§ Instruction: The records below are split into lines. How many of those lines contain the string "update"? Reply with the number only.

▶

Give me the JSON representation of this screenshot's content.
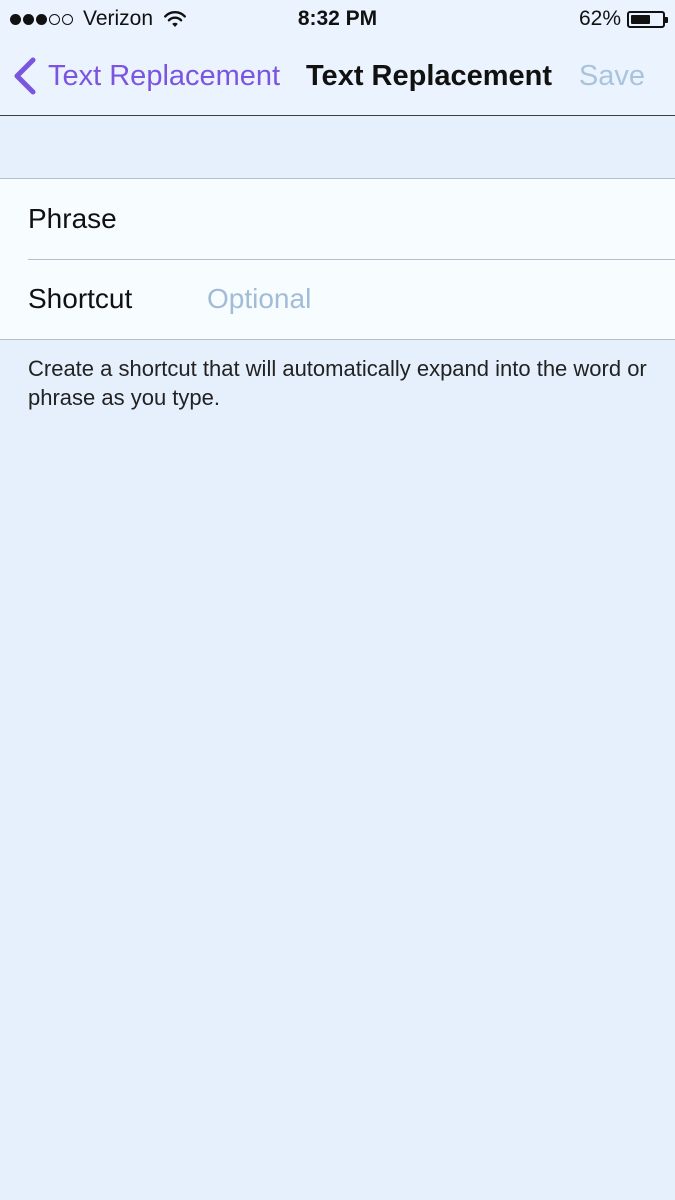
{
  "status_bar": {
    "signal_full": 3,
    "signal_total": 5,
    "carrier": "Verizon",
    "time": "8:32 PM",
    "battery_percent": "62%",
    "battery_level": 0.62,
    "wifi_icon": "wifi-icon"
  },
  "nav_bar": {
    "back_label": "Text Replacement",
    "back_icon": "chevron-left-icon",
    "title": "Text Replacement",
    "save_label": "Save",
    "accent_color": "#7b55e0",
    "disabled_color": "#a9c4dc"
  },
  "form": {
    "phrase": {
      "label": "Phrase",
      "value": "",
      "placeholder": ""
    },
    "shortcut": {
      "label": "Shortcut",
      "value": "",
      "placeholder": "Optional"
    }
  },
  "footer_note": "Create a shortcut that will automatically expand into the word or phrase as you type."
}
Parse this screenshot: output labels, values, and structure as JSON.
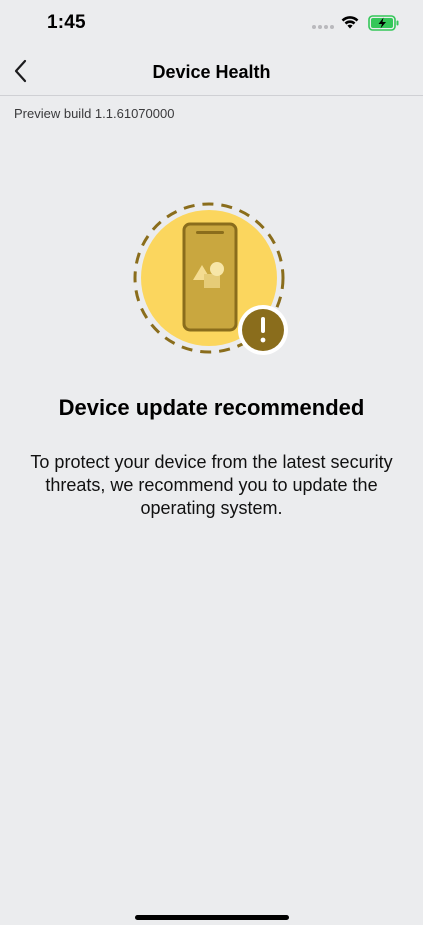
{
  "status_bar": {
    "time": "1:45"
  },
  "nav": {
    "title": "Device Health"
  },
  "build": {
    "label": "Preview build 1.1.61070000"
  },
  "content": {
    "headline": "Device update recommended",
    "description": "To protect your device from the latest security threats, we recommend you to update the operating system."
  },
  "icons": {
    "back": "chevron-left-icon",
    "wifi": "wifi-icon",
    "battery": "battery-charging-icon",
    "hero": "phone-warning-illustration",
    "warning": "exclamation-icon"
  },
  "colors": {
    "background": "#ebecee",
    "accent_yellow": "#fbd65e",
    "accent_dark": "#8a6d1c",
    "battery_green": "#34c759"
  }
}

◀
▶

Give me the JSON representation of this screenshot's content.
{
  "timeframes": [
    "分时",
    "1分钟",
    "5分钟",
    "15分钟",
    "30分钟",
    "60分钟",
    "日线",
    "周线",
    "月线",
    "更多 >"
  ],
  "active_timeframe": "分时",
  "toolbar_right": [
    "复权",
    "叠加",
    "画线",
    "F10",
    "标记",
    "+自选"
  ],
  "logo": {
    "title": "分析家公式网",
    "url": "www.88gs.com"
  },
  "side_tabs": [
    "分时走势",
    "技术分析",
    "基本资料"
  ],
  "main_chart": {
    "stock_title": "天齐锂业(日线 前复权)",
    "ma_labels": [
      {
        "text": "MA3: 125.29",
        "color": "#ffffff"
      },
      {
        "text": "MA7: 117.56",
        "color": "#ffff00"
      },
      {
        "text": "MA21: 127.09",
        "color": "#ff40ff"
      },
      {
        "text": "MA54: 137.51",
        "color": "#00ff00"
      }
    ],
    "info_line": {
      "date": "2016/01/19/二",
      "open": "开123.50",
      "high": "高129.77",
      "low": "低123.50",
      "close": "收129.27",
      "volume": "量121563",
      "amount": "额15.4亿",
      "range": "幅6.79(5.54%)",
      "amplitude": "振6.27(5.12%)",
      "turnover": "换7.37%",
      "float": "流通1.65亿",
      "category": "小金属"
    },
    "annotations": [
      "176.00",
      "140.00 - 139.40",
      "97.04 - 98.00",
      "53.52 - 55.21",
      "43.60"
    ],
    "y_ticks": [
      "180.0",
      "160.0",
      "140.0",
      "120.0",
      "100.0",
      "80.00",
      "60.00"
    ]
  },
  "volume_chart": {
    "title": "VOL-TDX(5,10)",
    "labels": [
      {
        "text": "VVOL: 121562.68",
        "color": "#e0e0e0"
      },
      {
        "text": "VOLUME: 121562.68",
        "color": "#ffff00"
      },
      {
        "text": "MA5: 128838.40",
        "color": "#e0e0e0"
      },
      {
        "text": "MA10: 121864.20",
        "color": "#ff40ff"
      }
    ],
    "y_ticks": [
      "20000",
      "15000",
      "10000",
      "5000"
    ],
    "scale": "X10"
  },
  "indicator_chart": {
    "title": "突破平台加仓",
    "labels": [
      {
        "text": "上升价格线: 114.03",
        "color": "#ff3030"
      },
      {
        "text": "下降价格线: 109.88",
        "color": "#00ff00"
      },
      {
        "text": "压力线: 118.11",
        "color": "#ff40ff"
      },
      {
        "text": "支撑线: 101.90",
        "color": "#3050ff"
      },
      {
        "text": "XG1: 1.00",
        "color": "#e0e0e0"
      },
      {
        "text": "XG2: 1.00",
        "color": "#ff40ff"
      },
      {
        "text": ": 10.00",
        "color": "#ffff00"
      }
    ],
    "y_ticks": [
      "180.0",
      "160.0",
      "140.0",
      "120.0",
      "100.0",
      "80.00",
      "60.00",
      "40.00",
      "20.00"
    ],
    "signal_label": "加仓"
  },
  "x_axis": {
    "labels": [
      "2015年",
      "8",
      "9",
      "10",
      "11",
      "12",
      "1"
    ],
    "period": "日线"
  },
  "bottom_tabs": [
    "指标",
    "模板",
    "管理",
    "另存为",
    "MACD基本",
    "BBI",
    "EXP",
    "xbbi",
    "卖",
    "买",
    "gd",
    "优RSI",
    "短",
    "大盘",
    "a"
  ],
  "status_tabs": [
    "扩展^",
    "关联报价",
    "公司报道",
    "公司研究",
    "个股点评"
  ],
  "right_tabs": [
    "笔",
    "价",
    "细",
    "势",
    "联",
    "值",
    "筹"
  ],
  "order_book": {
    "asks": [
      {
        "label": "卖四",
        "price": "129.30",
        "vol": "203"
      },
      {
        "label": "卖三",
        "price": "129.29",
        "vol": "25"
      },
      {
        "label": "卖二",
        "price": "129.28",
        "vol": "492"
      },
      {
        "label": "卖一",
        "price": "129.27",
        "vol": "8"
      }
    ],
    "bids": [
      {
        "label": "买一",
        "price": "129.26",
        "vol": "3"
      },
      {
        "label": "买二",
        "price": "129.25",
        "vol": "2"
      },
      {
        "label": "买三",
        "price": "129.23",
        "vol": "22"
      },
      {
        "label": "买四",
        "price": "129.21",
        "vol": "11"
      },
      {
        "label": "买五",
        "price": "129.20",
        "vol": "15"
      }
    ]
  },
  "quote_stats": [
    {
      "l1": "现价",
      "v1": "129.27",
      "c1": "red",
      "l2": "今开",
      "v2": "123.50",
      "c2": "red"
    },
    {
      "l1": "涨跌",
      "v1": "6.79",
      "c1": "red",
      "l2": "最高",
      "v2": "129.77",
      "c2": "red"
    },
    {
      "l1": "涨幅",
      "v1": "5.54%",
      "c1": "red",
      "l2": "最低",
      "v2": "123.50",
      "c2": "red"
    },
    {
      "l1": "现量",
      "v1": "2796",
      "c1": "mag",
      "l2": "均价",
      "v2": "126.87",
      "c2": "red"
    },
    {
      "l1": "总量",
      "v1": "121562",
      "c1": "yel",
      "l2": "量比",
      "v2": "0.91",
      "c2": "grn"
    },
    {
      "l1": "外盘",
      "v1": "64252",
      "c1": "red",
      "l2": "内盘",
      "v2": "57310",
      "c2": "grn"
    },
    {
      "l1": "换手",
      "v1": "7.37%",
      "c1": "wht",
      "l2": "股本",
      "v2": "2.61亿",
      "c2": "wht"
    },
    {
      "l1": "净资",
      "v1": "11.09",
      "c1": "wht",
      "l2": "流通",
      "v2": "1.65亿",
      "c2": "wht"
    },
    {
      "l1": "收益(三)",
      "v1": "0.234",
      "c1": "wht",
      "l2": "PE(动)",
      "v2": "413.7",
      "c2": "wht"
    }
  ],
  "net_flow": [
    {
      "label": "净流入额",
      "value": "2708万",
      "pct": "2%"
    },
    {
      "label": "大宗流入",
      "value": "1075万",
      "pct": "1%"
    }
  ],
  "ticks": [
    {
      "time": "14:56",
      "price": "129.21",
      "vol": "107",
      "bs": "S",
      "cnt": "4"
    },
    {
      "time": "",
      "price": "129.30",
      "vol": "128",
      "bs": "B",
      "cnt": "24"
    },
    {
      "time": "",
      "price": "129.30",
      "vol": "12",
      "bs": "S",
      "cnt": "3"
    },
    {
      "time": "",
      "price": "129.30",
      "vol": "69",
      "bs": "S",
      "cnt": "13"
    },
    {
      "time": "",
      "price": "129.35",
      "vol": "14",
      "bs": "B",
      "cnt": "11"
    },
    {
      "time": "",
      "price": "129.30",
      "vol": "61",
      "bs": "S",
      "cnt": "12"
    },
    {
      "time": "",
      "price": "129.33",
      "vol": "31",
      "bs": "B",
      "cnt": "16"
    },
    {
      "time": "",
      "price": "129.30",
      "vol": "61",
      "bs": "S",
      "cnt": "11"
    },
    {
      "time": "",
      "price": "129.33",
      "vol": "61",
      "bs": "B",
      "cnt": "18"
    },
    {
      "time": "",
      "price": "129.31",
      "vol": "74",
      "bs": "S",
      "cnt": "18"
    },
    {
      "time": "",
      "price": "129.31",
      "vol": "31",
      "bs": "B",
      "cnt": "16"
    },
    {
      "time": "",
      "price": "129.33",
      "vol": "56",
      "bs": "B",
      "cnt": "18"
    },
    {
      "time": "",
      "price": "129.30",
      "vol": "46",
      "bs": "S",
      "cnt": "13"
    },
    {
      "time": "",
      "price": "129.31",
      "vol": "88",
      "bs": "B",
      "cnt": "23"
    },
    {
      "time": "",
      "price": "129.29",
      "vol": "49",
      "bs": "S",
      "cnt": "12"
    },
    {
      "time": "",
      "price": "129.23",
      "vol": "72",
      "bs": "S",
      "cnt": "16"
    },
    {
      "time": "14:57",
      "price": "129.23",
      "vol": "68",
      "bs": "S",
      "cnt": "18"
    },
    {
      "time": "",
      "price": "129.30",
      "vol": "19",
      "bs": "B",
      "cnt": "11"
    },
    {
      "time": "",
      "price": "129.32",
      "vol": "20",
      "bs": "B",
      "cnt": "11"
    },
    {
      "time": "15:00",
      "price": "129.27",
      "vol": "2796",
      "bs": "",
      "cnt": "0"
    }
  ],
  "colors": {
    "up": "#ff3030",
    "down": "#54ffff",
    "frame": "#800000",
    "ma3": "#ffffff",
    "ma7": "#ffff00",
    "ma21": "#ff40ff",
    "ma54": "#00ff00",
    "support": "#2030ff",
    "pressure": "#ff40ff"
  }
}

◀

§ Written answer: 2